● WHAT IS ASKED: Repeat every record below exactly, leaving out the pictures.

● DATA EXTRACT:
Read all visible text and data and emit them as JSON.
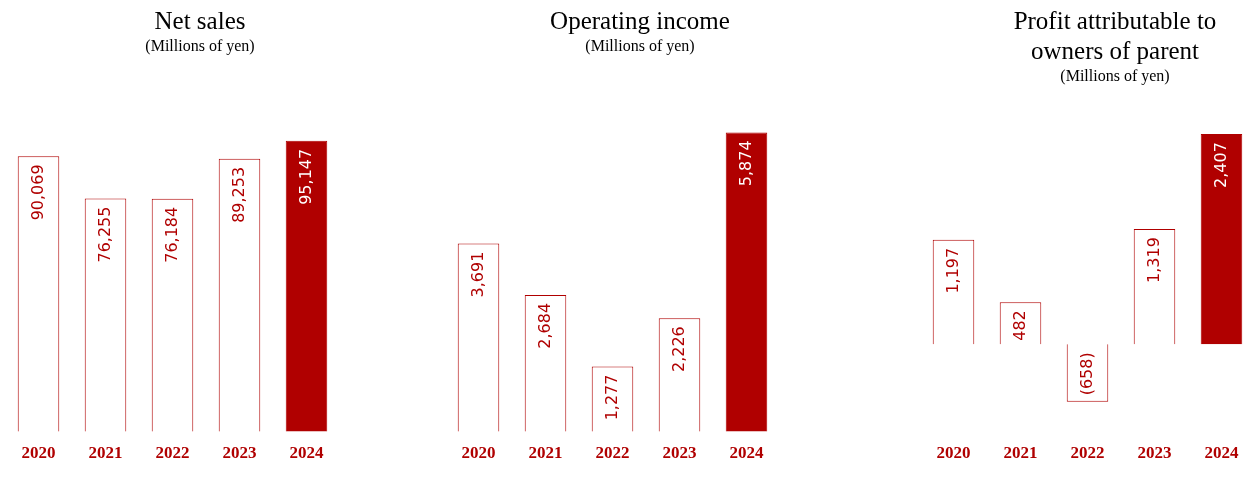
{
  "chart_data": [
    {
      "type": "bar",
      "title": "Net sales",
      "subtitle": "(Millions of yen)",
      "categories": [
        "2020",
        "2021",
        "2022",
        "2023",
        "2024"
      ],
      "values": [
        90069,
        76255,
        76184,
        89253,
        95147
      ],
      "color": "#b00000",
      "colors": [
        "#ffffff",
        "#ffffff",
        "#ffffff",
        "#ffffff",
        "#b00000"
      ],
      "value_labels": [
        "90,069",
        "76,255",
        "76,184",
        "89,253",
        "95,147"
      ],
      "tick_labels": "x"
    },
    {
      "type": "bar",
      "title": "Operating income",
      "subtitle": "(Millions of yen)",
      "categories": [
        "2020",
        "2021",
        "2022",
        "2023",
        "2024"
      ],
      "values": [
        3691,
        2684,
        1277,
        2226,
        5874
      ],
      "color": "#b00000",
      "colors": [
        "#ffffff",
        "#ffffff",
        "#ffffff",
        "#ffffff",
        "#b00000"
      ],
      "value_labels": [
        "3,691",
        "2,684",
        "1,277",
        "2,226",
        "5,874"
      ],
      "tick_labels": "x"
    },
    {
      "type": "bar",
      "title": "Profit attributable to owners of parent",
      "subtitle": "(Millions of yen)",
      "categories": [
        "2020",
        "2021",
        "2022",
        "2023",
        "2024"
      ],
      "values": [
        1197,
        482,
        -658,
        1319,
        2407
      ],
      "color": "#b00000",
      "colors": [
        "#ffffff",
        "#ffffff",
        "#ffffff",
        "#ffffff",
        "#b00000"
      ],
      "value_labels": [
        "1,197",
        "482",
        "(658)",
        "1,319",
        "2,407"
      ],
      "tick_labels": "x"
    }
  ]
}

● EXERCISE RESULT:
Read all visible text and data and emit them as JSON.
{
  "chart_data": [
    {
      "type": "bar",
      "title": "Net sales",
      "subtitle": "(Millions of yen)",
      "categories": [
        "2020",
        "2021",
        "2022",
        "2023",
        "2024"
      ],
      "values": [
        90069,
        76255,
        76184,
        89253,
        95147
      ],
      "color": "#b00000",
      "colors": [
        "#ffffff",
        "#ffffff",
        "#ffffff",
        "#ffffff",
        "#b00000"
      ],
      "value_labels": [
        "90,069",
        "76,255",
        "76,184",
        "89,253",
        "95,147"
      ],
      "tick_labels": "x"
    },
    {
      "type": "bar",
      "title": "Operating income",
      "subtitle": "(Millions of yen)",
      "categories": [
        "2020",
        "2021",
        "2022",
        "2023",
        "2024"
      ],
      "values": [
        3691,
        2684,
        1277,
        2226,
        5874
      ],
      "color": "#b00000",
      "colors": [
        "#ffffff",
        "#ffffff",
        "#ffffff",
        "#ffffff",
        "#b00000"
      ],
      "value_labels": [
        "3,691",
        "2,684",
        "1,277",
        "2,226",
        "5,874"
      ],
      "tick_labels": "x"
    },
    {
      "type": "bar",
      "title": "Profit attributable to owners of parent",
      "subtitle": "(Millions of yen)",
      "categories": [
        "2020",
        "2021",
        "2022",
        "2023",
        "2024"
      ],
      "values": [
        1197,
        482,
        -658,
        1319,
        2407
      ],
      "color": "#b00000",
      "colors": [
        "#ffffff",
        "#ffffff",
        "#ffffff",
        "#ffffff",
        "#b00000"
      ],
      "value_labels": [
        "1,197",
        "482",
        "(658)",
        "1,319",
        "2,407"
      ],
      "tick_labels": "x"
    }
  ]
}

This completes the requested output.